--- EXCERPTED RECORDS ---

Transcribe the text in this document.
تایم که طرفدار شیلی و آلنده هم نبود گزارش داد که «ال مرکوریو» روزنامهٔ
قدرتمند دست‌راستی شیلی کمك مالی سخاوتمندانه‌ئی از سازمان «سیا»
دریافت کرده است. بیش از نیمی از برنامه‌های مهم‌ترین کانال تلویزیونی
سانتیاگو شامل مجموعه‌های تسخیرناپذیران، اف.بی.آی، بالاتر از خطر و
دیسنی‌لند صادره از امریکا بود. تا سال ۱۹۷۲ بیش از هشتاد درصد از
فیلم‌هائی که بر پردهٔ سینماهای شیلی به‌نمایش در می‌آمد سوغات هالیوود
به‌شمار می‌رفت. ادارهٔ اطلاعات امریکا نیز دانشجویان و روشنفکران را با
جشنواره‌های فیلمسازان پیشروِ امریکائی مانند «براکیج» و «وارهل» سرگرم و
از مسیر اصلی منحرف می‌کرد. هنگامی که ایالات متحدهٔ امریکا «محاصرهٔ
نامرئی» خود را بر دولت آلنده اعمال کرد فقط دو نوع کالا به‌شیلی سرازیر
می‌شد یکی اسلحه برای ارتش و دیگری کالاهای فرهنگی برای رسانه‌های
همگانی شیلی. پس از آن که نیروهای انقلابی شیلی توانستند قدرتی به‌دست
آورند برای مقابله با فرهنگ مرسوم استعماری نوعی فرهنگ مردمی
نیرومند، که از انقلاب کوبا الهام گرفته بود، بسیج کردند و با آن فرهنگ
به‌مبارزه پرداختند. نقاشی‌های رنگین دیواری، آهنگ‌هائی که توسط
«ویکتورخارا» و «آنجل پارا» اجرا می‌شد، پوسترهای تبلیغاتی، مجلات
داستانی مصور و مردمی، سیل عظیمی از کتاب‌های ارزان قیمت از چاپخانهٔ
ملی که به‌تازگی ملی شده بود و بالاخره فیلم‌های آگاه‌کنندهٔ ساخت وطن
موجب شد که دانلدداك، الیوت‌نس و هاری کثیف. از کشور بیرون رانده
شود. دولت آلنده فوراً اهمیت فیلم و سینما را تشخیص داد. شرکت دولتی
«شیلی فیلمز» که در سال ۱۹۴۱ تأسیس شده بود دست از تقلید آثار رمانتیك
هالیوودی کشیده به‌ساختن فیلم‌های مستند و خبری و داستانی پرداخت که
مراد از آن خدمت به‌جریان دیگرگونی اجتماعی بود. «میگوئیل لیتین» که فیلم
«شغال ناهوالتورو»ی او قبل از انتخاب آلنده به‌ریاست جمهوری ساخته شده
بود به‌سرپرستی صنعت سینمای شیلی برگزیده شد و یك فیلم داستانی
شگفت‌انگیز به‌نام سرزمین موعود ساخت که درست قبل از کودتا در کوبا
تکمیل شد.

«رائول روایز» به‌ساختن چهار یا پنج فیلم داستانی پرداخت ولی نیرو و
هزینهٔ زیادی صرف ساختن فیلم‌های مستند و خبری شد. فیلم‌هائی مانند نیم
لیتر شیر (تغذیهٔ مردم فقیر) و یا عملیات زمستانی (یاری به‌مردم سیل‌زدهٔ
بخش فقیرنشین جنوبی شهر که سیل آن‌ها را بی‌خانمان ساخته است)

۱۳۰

---

Exactly reproduce every line found in the records.

Transcribe the text in this document.
تایم که طرفدار شیلی و آلنده هم نبود گزارش داد که «ال مرکوریو» روزنامهٔ
قدرتمند دست‌راستی شیلی کمك مالی سخاوتمندانه‌ئی از سازمان «سیا»
دریافت کرده است. بیش از نیمی از برنامه‌های مهم‌ترین کانال تلویزیونی
سانتیاگو شامل مجموعه‌های تسخیرناپذیران، اف.بی.آی، بالاتر از خطر و
دیسنی‌لند صادره از امریکا بود. تا سال ۱۹۷۲ بیش از هشتاد درصد از
فیلم‌هائی که بر پردهٔ سینماهای شیلی به‌نمایش در می‌آمد سوغات هالیوود
به‌شمار می‌رفت. ادارهٔ اطلاعات امریکا نیز دانشجویان و روشنفکران را با
جشنواره‌های فیلمسازان پیشروِ امریکائی مانند «براکیج» و «وارهل» سرگرم و
از مسیر اصلی منحرف می‌کرد. هنگامی که ایالات متحدهٔ امریکا «محاصرهٔ
نامرئی» خود را بر دولت آلنده اعمال کرد فقط دو نوع کالا به‌شیلی سرازیر
می‌شد یکی اسلحه برای ارتش و دیگری کالاهای فرهنگی برای رسانه‌های
همگانی شیلی. پس از آن که نیروهای انقلابی شیلی توانستند قدرتی به‌دست
آورند برای مقابله با فرهنگ مرسوم استعماری نوعی فرهنگ مردمی
نیرومند، که از انقلاب کوبا الهام گرفته بود، بسیج کردند و با آن فرهنگ
به‌مبارزه پرداختند. نقاشی‌های رنگین دیواری، آهنگ‌هائی که توسط
«ویکتورخارا» و «آنجل پارا» اجرا می‌شد، پوسترهای تبلیغاتی، مجلات
داستانی مصور و مردمی، سیل عظیمی از کتاب‌های ارزان قیمت از چاپخانهٔ
ملی که به‌تازگی ملی شده بود و بالاخره فیلم‌های آگاه‌کنندهٔ ساخت وطن
موجب شد که دانلدداك، الیوت‌نس و هاری کثیف. از کشور بیرون رانده
شود. دولت آلنده فوراً اهمیت فیلم و سینما را تشخیص داد. شرکت دولتی
«شیلی فیلمز» که در سال ۱۹۴۱ تأسیس شده بود دست از تقلید آثار رمانتیك
هالیوودی کشیده به‌ساختن فیلم‌های مستند و خبری و داستانی پرداخت که
مراد از آن خدمت به‌جریان دیگرگونی اجتماعی بود. «میگوئیل لیتین» که فیلم
«شغال ناهوالتورو»ی او قبل از انتخاب آلنده به‌ریاست جمهوری ساخته شده
بود به‌سرپرستی صنعت سینمای شیلی برگزیده شد و یك فیلم داستانی
شگفت‌انگیز به‌نام سرزمین موعود ساخت که درست قبل از کودتا در کوبا
تکمیل شد.

«رائول روایز» به‌ساختن چهار یا پنج فیلم داستانی پرداخت ولی نیرو و
هزینهٔ زیادی صرف ساختن فیلم‌های مستند و خبری شد. فیلم‌هائی مانند نیم
لیتر شیر (تغذیهٔ مردم فقیر) و یا عملیات زمستانی (یاری به‌مردم سیل‌زدهٔ
بخش فقیرنشین جنوبی شهر که سیل آن‌ها را بی‌خانمان ساخته است)

۱۳۰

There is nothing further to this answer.